Task:
Scan the data below for the string "name". Show every line where it turns up.

Records for this exercise:
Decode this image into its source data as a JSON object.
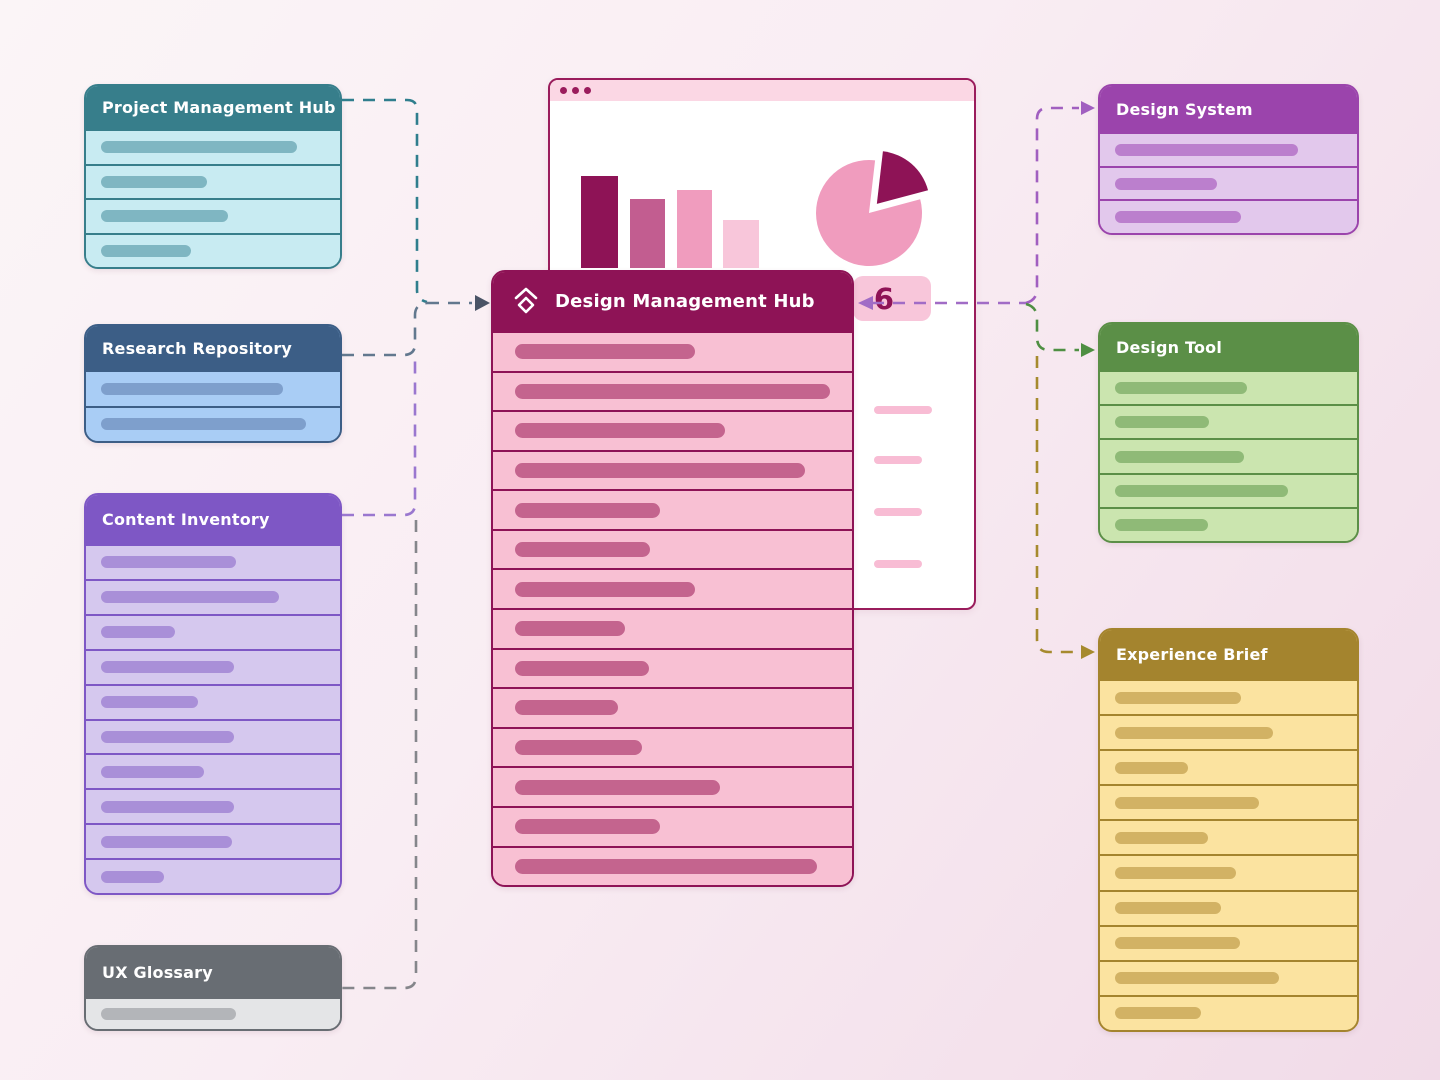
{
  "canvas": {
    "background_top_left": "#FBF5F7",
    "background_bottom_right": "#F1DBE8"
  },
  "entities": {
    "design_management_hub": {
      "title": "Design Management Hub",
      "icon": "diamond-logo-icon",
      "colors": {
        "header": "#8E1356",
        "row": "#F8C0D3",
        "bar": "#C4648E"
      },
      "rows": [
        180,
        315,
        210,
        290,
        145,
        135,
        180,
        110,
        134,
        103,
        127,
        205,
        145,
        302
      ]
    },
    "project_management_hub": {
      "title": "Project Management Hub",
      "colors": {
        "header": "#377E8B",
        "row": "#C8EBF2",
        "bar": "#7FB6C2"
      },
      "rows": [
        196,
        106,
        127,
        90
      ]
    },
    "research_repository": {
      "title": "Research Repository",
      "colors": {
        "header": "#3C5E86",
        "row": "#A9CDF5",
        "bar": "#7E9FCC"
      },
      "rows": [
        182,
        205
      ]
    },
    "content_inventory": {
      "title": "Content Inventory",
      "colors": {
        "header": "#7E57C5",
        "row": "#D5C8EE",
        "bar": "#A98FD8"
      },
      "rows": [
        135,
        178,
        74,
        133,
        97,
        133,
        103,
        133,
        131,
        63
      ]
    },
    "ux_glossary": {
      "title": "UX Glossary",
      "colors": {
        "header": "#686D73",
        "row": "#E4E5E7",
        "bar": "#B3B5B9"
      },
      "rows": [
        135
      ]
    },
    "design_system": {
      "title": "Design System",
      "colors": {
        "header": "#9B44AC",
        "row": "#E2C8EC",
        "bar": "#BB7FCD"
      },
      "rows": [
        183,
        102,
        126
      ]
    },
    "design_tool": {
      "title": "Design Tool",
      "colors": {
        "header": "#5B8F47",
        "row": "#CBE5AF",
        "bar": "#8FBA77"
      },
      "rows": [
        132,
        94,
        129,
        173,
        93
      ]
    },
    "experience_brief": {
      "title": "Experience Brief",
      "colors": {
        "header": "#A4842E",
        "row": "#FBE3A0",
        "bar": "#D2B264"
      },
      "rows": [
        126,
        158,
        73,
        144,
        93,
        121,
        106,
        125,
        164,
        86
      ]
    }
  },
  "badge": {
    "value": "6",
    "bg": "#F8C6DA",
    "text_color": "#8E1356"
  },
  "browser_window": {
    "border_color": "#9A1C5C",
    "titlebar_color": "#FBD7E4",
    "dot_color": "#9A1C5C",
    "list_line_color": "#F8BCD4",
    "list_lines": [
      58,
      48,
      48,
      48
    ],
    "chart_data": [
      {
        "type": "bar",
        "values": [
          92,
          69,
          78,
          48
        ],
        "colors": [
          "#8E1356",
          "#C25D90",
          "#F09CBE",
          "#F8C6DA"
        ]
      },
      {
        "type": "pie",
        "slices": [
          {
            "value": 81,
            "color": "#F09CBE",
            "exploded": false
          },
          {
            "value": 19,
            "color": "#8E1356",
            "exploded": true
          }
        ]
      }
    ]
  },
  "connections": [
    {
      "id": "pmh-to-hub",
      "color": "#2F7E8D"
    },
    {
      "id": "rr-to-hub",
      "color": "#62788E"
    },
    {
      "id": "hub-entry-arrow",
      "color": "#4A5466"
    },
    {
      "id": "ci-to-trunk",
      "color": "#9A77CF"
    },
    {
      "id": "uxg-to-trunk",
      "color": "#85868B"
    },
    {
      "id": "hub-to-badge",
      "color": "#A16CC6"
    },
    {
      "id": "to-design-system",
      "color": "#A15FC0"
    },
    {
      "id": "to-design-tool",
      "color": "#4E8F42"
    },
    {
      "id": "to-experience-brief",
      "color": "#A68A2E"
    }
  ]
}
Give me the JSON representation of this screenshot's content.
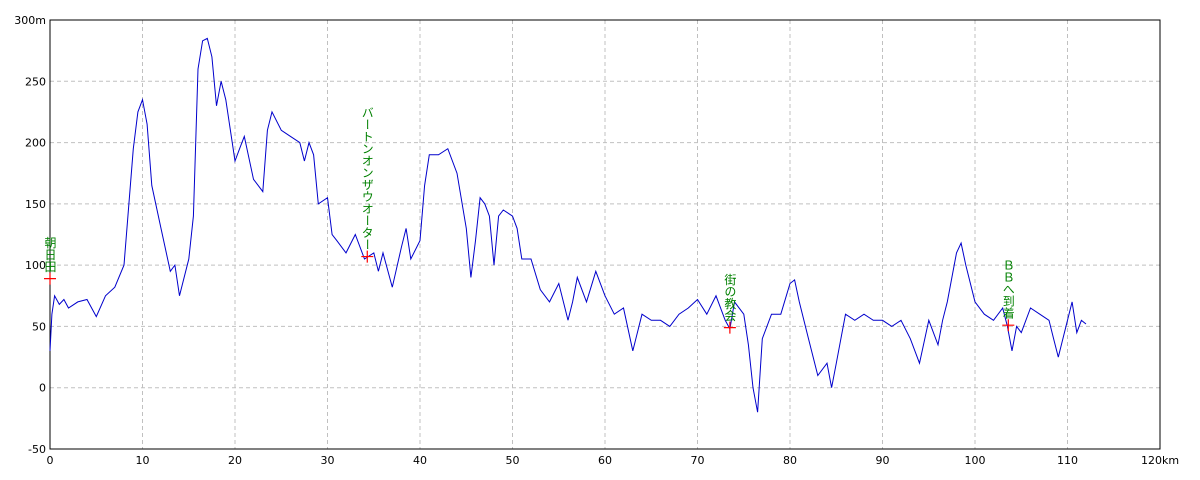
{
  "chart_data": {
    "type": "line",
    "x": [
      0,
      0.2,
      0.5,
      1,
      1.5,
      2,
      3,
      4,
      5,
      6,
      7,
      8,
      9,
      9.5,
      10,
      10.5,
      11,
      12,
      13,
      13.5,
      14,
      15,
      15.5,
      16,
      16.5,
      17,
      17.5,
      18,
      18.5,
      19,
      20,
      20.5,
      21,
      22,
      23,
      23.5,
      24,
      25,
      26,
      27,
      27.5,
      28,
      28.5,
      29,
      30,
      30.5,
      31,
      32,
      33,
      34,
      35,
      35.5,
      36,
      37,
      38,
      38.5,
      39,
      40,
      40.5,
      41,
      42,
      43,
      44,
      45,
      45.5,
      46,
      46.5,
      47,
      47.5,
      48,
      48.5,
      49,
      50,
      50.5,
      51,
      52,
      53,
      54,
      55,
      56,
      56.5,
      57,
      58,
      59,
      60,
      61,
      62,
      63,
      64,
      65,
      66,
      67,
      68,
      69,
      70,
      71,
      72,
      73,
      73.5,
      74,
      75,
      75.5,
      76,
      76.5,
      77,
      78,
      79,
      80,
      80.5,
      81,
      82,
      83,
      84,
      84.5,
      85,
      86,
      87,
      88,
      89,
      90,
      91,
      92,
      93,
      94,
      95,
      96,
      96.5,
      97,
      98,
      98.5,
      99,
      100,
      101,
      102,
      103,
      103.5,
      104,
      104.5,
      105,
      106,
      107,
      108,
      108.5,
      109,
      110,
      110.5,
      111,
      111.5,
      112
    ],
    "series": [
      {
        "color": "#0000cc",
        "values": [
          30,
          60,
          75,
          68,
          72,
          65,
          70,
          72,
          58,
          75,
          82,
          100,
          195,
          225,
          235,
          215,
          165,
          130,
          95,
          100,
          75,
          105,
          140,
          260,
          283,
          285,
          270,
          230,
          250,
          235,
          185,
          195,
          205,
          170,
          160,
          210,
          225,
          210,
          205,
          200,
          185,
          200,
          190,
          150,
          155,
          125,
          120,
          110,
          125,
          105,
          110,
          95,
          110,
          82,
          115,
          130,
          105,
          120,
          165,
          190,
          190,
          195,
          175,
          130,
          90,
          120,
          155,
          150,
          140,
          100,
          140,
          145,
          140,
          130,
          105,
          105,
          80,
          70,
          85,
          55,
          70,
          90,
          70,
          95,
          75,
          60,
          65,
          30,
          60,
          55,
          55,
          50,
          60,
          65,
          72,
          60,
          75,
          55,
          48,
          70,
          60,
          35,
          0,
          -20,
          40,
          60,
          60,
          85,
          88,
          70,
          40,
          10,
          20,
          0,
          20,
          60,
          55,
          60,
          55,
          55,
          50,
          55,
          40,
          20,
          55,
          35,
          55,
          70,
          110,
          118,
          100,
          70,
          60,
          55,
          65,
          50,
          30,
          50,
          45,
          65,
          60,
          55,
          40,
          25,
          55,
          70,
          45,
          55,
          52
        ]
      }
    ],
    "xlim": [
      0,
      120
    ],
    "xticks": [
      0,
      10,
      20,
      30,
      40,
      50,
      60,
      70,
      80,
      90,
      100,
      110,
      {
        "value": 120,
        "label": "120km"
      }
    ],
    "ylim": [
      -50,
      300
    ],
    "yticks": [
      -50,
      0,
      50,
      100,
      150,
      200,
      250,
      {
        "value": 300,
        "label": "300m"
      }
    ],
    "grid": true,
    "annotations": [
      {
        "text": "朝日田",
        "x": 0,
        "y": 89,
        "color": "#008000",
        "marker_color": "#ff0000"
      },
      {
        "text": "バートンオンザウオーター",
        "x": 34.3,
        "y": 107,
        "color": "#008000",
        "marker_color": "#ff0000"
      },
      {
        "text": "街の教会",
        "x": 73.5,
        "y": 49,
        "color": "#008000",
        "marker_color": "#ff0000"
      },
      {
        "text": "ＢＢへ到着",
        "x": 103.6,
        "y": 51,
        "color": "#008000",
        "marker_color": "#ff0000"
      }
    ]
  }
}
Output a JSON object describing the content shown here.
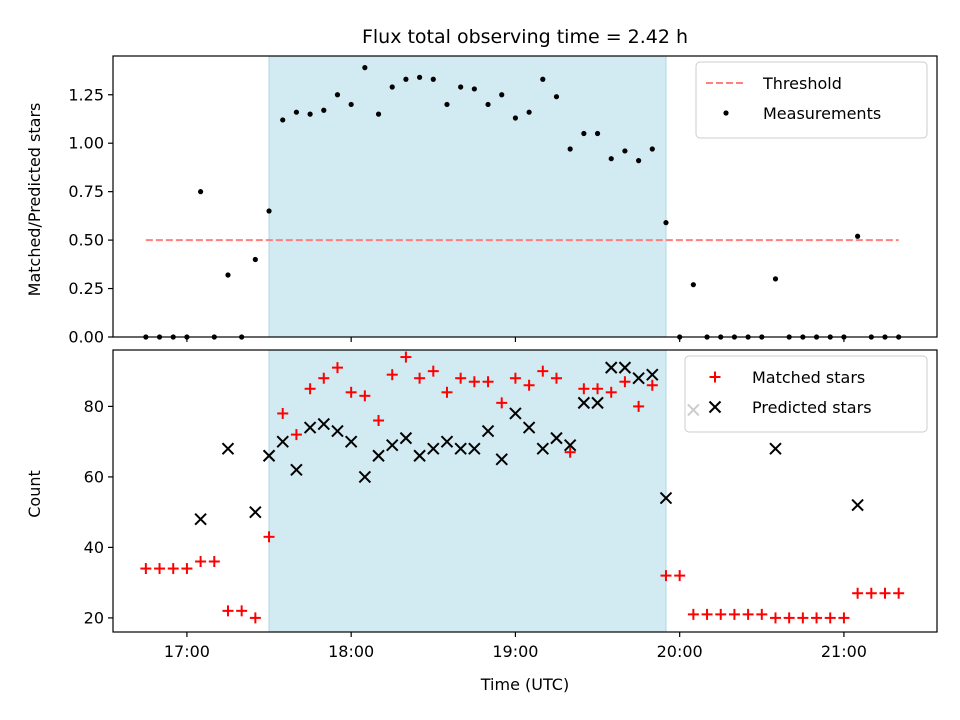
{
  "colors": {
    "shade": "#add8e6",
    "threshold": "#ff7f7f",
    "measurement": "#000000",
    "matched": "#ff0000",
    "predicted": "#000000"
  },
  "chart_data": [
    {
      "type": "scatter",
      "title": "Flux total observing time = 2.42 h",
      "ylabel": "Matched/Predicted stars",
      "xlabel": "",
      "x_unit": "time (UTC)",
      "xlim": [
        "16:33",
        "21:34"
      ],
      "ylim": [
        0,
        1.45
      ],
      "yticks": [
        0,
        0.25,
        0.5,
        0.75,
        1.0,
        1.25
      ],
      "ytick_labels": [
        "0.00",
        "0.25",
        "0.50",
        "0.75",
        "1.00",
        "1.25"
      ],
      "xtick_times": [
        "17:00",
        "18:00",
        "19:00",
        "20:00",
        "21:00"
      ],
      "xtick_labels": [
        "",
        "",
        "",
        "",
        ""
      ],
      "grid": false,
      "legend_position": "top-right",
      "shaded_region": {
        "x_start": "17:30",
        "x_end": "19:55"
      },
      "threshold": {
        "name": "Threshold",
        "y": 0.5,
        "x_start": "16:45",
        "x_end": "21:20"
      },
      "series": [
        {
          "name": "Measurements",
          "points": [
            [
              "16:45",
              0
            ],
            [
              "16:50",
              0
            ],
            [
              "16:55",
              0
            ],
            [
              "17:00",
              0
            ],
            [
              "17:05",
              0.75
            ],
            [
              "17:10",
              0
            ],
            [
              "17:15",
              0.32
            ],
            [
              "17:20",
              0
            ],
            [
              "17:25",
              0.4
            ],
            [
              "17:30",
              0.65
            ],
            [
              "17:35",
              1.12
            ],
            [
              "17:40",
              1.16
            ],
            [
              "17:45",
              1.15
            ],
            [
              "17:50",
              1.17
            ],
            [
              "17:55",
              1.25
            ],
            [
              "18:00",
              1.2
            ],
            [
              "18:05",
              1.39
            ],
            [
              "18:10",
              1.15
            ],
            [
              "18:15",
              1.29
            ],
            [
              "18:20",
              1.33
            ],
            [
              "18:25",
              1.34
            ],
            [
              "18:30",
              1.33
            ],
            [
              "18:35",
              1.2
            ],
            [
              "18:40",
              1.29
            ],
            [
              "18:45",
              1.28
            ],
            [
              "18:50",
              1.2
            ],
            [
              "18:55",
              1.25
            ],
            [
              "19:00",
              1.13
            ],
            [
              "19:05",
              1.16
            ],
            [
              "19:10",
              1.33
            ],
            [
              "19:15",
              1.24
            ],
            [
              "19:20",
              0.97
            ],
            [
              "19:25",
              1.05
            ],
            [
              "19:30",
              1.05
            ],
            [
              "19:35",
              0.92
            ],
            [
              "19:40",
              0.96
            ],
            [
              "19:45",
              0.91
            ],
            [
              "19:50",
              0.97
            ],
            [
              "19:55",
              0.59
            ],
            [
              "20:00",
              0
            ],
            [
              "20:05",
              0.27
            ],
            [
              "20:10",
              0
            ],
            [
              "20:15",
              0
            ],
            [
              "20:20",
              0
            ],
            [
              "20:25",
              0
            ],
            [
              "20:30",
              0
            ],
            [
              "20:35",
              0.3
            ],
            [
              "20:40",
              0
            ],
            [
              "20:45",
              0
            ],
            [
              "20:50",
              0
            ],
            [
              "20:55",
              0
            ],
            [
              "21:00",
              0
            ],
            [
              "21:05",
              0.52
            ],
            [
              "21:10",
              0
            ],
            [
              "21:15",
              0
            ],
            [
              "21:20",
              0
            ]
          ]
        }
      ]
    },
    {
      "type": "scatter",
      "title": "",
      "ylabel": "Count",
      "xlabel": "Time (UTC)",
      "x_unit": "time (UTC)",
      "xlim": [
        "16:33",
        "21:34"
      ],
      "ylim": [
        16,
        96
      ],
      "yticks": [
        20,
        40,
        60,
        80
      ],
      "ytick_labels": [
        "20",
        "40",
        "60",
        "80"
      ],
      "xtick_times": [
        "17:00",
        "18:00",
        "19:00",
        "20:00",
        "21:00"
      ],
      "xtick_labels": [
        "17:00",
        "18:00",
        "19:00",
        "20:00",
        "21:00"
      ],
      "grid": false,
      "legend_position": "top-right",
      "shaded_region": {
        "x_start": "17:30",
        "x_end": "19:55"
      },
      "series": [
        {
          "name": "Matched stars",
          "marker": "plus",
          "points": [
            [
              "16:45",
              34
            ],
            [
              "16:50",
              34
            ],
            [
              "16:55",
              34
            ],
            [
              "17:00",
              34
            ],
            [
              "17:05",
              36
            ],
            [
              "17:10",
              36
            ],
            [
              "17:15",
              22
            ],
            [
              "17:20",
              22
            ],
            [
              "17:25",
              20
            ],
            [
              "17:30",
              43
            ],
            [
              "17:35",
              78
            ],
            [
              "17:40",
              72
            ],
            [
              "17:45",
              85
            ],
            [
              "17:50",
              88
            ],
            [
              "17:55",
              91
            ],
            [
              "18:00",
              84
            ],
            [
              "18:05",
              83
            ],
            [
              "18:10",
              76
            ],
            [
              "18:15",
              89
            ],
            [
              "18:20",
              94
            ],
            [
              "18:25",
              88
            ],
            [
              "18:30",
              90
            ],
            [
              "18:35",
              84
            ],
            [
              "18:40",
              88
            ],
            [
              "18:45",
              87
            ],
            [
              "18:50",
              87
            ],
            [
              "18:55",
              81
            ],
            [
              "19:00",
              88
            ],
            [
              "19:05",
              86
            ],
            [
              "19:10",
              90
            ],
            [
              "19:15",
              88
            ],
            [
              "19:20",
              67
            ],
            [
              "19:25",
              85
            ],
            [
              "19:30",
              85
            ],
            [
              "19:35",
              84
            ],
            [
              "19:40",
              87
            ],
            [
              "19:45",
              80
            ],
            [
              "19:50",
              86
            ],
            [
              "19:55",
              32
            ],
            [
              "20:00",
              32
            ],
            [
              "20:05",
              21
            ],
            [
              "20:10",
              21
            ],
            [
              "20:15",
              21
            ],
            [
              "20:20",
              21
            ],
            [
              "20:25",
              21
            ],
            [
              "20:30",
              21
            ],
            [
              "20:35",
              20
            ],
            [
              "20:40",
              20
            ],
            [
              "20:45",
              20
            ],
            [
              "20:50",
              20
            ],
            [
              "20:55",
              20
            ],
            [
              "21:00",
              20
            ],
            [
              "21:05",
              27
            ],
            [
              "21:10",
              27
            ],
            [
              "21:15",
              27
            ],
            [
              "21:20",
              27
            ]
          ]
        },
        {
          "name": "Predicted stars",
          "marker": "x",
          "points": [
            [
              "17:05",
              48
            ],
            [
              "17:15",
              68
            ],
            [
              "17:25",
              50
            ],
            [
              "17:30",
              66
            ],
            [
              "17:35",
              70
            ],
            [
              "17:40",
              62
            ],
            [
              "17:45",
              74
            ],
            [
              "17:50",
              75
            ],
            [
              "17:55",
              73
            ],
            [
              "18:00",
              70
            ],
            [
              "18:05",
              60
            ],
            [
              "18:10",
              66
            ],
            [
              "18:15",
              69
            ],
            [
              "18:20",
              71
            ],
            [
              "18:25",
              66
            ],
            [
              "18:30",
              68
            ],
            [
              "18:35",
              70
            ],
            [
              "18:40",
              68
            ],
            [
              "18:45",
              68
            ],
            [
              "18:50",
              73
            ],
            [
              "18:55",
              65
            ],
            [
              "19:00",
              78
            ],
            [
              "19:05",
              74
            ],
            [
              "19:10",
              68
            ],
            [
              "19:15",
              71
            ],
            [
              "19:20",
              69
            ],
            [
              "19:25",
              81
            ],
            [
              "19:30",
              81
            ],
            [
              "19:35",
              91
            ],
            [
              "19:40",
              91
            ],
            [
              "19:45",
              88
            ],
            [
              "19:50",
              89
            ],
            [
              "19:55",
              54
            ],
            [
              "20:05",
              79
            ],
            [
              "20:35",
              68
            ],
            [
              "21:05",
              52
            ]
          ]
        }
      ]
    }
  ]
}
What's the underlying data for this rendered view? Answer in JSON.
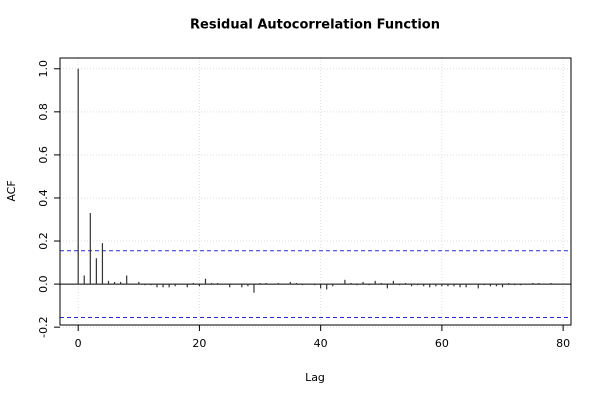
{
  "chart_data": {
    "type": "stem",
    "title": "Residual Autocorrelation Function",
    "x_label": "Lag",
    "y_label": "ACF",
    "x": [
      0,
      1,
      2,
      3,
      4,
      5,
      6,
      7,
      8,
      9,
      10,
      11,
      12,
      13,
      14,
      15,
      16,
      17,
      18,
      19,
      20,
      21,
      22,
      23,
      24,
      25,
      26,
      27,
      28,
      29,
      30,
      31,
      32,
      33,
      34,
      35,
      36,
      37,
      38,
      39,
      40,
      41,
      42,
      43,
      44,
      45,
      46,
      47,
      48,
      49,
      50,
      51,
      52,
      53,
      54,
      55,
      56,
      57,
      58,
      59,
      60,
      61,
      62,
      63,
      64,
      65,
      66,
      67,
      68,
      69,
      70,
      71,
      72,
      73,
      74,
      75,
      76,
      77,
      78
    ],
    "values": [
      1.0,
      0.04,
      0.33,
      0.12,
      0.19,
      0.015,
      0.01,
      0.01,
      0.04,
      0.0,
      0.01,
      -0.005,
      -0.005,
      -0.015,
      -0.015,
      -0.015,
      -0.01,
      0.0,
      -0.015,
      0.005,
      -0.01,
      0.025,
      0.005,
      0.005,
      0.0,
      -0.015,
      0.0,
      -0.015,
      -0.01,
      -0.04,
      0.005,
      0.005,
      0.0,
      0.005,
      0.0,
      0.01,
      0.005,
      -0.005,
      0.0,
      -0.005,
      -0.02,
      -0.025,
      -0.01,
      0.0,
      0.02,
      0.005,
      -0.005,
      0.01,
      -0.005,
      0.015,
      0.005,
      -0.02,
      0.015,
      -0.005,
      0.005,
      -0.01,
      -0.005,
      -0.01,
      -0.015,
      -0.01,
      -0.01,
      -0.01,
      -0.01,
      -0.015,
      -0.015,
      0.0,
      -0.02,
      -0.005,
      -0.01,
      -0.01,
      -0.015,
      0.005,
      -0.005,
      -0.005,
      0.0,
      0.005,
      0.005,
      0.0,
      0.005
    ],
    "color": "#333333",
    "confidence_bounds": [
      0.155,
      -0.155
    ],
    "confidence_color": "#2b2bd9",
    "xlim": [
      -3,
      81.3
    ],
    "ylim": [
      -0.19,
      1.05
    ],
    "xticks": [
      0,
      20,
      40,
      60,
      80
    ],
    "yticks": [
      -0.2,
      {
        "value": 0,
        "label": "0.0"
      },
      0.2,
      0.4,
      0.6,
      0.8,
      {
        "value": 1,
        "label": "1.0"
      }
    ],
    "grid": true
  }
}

Full answer:
        "name": "Threshold",
          "name": "Measurements",
          "name": "Matched stars",
          "name": "Predicted stars",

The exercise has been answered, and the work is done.